• _OBJECTIVE_
Faithfully return all lines, omitting every embedded picture.

• _GIVEN RECORDS_
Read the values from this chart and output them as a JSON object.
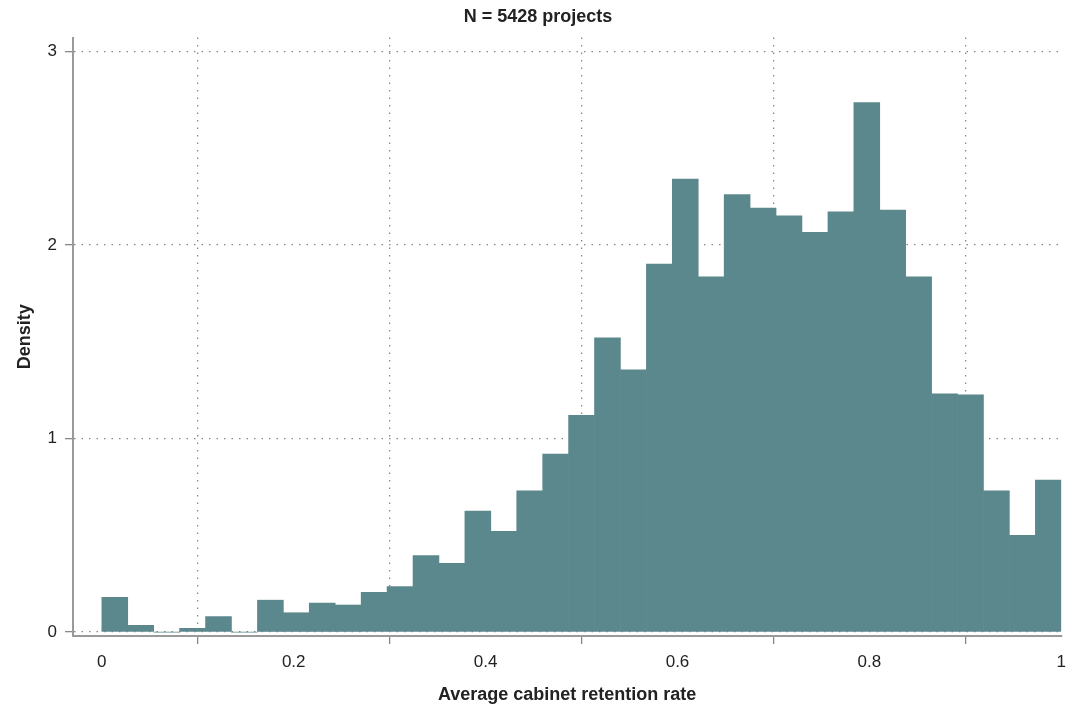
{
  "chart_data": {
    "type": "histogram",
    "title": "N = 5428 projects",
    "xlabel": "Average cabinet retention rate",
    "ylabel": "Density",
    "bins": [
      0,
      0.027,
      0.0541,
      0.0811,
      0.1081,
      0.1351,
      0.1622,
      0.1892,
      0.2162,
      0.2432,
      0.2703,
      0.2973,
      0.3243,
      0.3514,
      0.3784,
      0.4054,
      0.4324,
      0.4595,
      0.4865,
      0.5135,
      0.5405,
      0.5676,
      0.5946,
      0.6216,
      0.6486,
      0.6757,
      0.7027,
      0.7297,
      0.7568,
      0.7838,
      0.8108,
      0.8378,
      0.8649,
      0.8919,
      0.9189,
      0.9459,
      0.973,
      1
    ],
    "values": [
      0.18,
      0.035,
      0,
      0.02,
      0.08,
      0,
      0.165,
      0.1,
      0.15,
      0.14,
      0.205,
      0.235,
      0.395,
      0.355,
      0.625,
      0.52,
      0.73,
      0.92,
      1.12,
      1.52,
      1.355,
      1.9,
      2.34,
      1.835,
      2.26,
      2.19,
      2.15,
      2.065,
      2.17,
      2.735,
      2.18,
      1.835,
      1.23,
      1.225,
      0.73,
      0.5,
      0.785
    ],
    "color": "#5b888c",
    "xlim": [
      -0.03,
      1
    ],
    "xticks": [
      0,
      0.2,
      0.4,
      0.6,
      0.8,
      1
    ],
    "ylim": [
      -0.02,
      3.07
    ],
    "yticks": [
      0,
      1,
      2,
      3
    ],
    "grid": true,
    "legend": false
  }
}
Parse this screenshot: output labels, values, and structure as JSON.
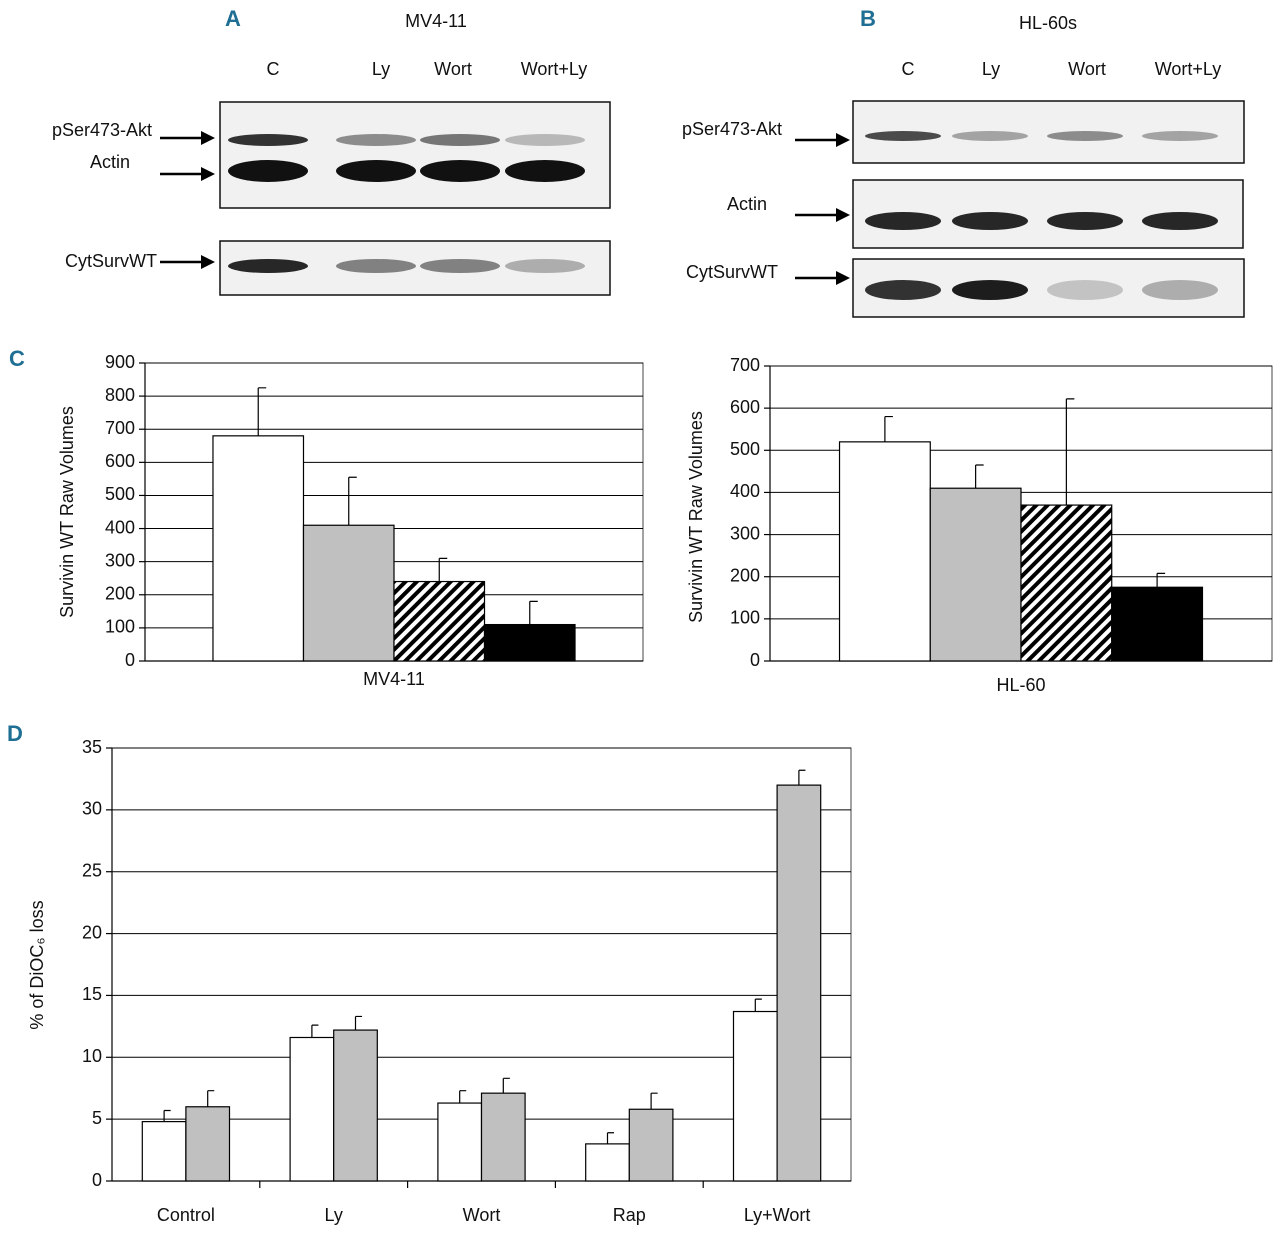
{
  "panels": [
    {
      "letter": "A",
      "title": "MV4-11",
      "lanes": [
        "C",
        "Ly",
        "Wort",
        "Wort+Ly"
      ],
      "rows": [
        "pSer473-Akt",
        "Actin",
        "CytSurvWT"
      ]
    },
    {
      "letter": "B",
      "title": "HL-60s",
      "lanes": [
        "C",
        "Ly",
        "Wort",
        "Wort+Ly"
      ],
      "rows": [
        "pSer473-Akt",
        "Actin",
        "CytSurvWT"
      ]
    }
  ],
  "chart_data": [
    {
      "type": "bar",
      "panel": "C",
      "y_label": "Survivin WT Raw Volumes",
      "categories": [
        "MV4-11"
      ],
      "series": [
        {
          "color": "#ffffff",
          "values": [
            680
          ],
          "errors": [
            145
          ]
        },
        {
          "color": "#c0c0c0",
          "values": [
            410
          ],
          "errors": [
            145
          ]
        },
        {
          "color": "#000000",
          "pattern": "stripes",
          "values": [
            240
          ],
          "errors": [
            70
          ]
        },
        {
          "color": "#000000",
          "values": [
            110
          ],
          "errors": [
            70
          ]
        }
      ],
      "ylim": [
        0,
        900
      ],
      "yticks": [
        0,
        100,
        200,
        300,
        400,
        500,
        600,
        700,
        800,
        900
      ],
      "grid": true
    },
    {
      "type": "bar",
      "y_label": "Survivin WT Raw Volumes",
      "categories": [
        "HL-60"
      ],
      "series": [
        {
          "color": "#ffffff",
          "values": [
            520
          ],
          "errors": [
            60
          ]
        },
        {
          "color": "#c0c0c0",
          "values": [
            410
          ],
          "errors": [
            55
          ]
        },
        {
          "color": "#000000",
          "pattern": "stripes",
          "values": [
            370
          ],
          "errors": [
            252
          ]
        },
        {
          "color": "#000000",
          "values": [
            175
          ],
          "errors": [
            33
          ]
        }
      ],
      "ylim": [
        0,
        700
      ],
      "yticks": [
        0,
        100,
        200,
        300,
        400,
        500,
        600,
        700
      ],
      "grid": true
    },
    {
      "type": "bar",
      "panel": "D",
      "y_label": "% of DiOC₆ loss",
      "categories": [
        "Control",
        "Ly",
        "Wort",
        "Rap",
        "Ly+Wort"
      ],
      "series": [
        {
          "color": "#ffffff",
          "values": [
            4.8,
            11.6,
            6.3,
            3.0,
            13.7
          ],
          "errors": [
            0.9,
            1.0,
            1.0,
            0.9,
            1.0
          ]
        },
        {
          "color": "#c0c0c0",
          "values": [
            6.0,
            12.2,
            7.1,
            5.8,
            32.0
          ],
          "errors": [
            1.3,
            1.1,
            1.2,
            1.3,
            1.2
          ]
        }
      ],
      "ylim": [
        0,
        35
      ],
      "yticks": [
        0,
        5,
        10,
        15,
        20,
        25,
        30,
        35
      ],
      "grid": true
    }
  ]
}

• _OUTPUT BELOW_
Read the values from this chart and output them as a JSON object.
{
  "chart_data": {
    "type": "histogram",
    "title": "N = 5428 projects",
    "xlabel": "Average cabinet retention rate",
    "ylabel": "Density",
    "bins": [
      0,
      0.027,
      0.0541,
      0.0811,
      0.1081,
      0.1351,
      0.1622,
      0.1892,
      0.2162,
      0.2432,
      0.2703,
      0.2973,
      0.3243,
      0.3514,
      0.3784,
      0.4054,
      0.4324,
      0.4595,
      0.4865,
      0.5135,
      0.5405,
      0.5676,
      0.5946,
      0.6216,
      0.6486,
      0.6757,
      0.7027,
      0.7297,
      0.7568,
      0.7838,
      0.8108,
      0.8378,
      0.8649,
      0.8919,
      0.9189,
      0.9459,
      0.973,
      1
    ],
    "values": [
      0.18,
      0.035,
      0,
      0.02,
      0.08,
      0,
      0.165,
      0.1,
      0.15,
      0.14,
      0.205,
      0.235,
      0.395,
      0.355,
      0.625,
      0.52,
      0.73,
      0.92,
      1.12,
      1.52,
      1.355,
      1.9,
      2.34,
      1.835,
      2.26,
      2.19,
      2.15,
      2.065,
      2.17,
      2.735,
      2.18,
      1.835,
      1.23,
      1.225,
      0.73,
      0.5,
      0.785
    ],
    "color": "#5b888c",
    "xlim": [
      -0.03,
      1
    ],
    "xticks": [
      0,
      0.2,
      0.4,
      0.6,
      0.8,
      1
    ],
    "ylim": [
      -0.02,
      3.07
    ],
    "yticks": [
      0,
      1,
      2,
      3
    ],
    "grid": true,
    "legend": false
  }
}
Parse this screenshot: output labels, values, and structure as JSON.
{
  "panels": [
    {
      "letter": "A",
      "title": "MV4-11",
      "lanes": [
        "C",
        "Ly",
        "Wort",
        "Wort+Ly"
      ],
      "rows": [
        "pSer473-Akt",
        "Actin",
        "CytSurvWT"
      ]
    },
    {
      "letter": "B",
      "title": "HL-60s",
      "lanes": [
        "C",
        "Ly",
        "Wort",
        "Wort+Ly"
      ],
      "rows": [
        "pSer473-Akt",
        "Actin",
        "CytSurvWT"
      ]
    }
  ],
  "chart_data": [
    {
      "type": "bar",
      "panel": "C",
      "y_label": "Survivin WT Raw Volumes",
      "categories": [
        "MV4-11"
      ],
      "series": [
        {
          "color": "#ffffff",
          "values": [
            680
          ],
          "errors": [
            145
          ]
        },
        {
          "color": "#c0c0c0",
          "values": [
            410
          ],
          "errors": [
            145
          ]
        },
        {
          "color": "#000000",
          "pattern": "stripes",
          "values": [
            240
          ],
          "errors": [
            70
          ]
        },
        {
          "color": "#000000",
          "values": [
            110
          ],
          "errors": [
            70
          ]
        }
      ],
      "ylim": [
        0,
        900
      ],
      "yticks": [
        0,
        100,
        200,
        300,
        400,
        500,
        600,
        700,
        800,
        900
      ],
      "grid": true
    },
    {
      "type": "bar",
      "y_label": "Survivin WT Raw Volumes",
      "categories": [
        "HL-60"
      ],
      "series": [
        {
          "color": "#ffffff",
          "values": [
            520
          ],
          "errors": [
            60
          ]
        },
        {
          "color": "#c0c0c0",
          "values": [
            410
          ],
          "errors": [
            55
          ]
        },
        {
          "color": "#000000",
          "pattern": "stripes",
          "values": [
            370
          ],
          "errors": [
            252
          ]
        },
        {
          "color": "#000000",
          "values": [
            175
          ],
          "errors": [
            33
          ]
        }
      ],
      "ylim": [
        0,
        700
      ],
      "yticks": [
        0,
        100,
        200,
        300,
        400,
        500,
        600,
        700
      ],
      "grid": true
    },
    {
      "type": "bar",
      "panel": "D",
      "y_label": "% of DiOC₆ loss",
      "categories": [
        "Control",
        "Ly",
        "Wort",
        "Rap",
        "Ly+Wort"
      ],
      "series": [
        {
          "color": "#ffffff",
          "values": [
            4.8,
            11.6,
            6.3,
            3.0,
            13.7
          ],
          "errors": [
            0.9,
            1.0,
            1.0,
            0.9,
            1.0
          ]
        },
        {
          "color": "#c0c0c0",
          "values": [
            6.0,
            12.2,
            7.1,
            5.8,
            32.0
          ],
          "errors": [
            1.3,
            1.1,
            1.2,
            1.3,
            1.2
          ]
        }
      ],
      "ylim": [
        0,
        35
      ],
      "yticks": [
        0,
        5,
        10,
        15,
        20,
        25,
        30,
        35
      ],
      "grid": true
    }
  ]
}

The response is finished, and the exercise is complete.